> _Records for this exercise_
◇ ◇ ◇ ◇ ◇
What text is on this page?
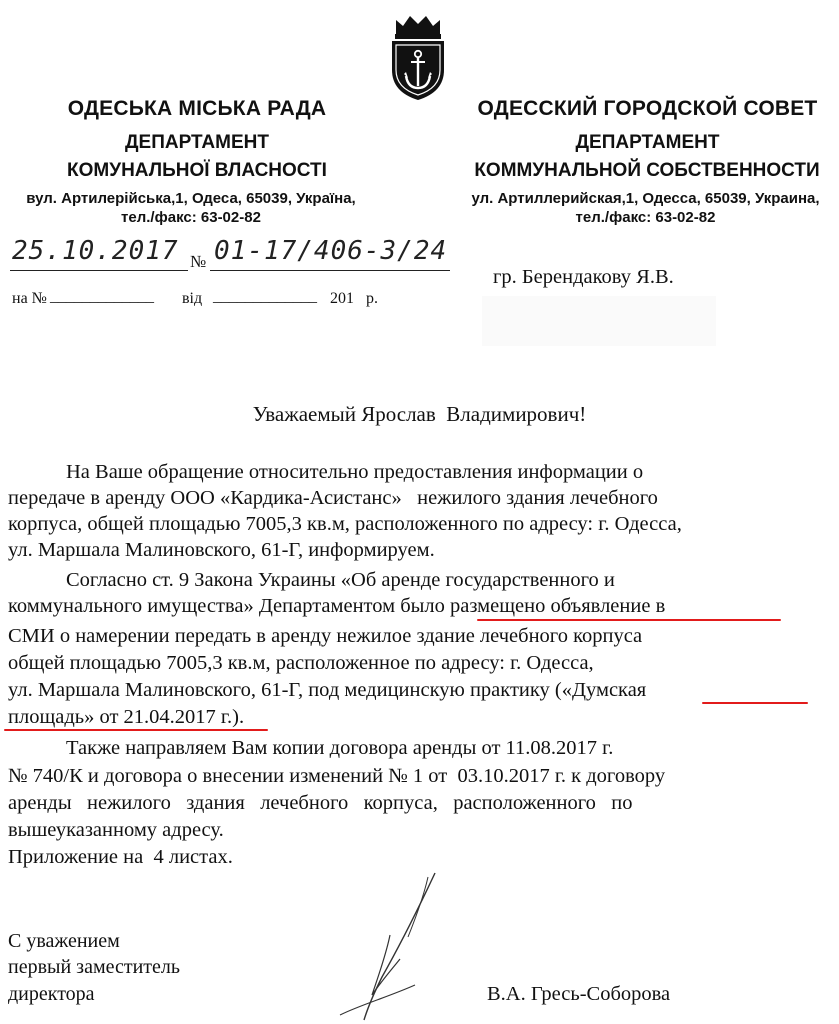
ОДЕСЬКА МІСЬКА РАДА
ДЕПАРТАМЕНТ
КОМУНАЛЬНОЇ ВЛАСНОСТІ
вул. Артилерійська,1, Одеса, 65039, Україна,
тел./факс: 63-02-82
ОДЕССКИЙ ГОРОДСКОЙ СОВЕТ
ДЕПАРТАМЕНТ
КОММУНАЛЬНОЙ СОБСТВЕННОСТИ
ул. Артиллерийская,1, Одесса, 65039, Украина,
тел./факс: 63-02-82
25.10.2017 № 01-17/406-3/24
на № _____________ від _____________ 201   р.
гр. Берендакову Я.В.
Уважаемый Ярослав  Владимирович!
На Ваше обращение относительно предоставления информации о
передаче в аренду ООО «Кардика-Асистанс»   нежилого здания лечебного
корпуса, общей площадью 7005,3 кв.м, расположенного по адресу: г. Одесса,
ул. Маршала Малиновского, 61-Г, информируем.
Согласно ст. 9 Закона Украины «Об аренде государственного и
коммунального имущества» Департаментом было размещено объявление в
СМИ о намерении передать в аренду нежилое здание лечебного корпуса
общей площадью 7005,3 кв.м, расположенное по адресу: г. Одесса,
ул. Маршала Малиновского, 61-Г, под медицинскую практику («Думская
площадь» от 21.04.2017 г.).
Также направляем Вам копии договора аренды от 11.08.2017 г.
№ 740/К и договора о внесении изменений № 1 от  03.10.2017 г. к договору
аренды   нежилого   здания   лечебного   корпуса,   расположенного   по
вышеуказанному адресу.
Приложение на  4 листах.
С уважением
первый заместитель
директора	В.А. Гресь-Соборова
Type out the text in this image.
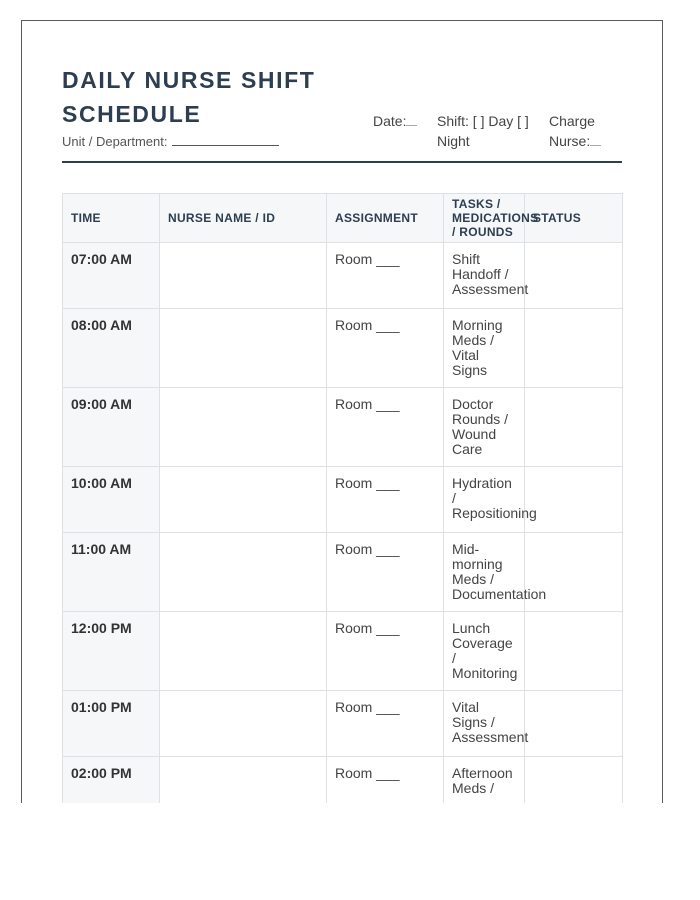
DAILY NURSE SHIFT SCHEDULE
Unit / Department:
Date:	Shift: [ ] Day [ ] Night
Charge Nurse:
TIME	NURSE NAME / ID	ASSIGNMENT	TASKS / MEDICATIONS / ROUNDS	STATUS
07:00 AM		Room ___	Shift Handoff / Assessment	
08:00 AM		Room ___	Morning Meds / Vital Signs	
09:00 AM		Room ___	Doctor Rounds / Wound Care	
10:00 AM		Room ___	Hydration / Repositioning	
11:00 AM		Room ___	Mid-morning Meds / Documentation	
12:00 PM		Room ___	Lunch Coverage / Monitoring	
01:00 PM		Room ___	Vital Signs / Assessment	
02:00 PM		Room ___	Afternoon Meds /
◇ ◇ ◇ ◇ ◇
> _Job_
Search the data above for lines holding "Маршала" and copy each of them.

> _Task output_
ул. Маршала Малиновского, 61-Г, информируем.
ул. Маршала Малиновского, 61-Г, под медицинскую практику («Думская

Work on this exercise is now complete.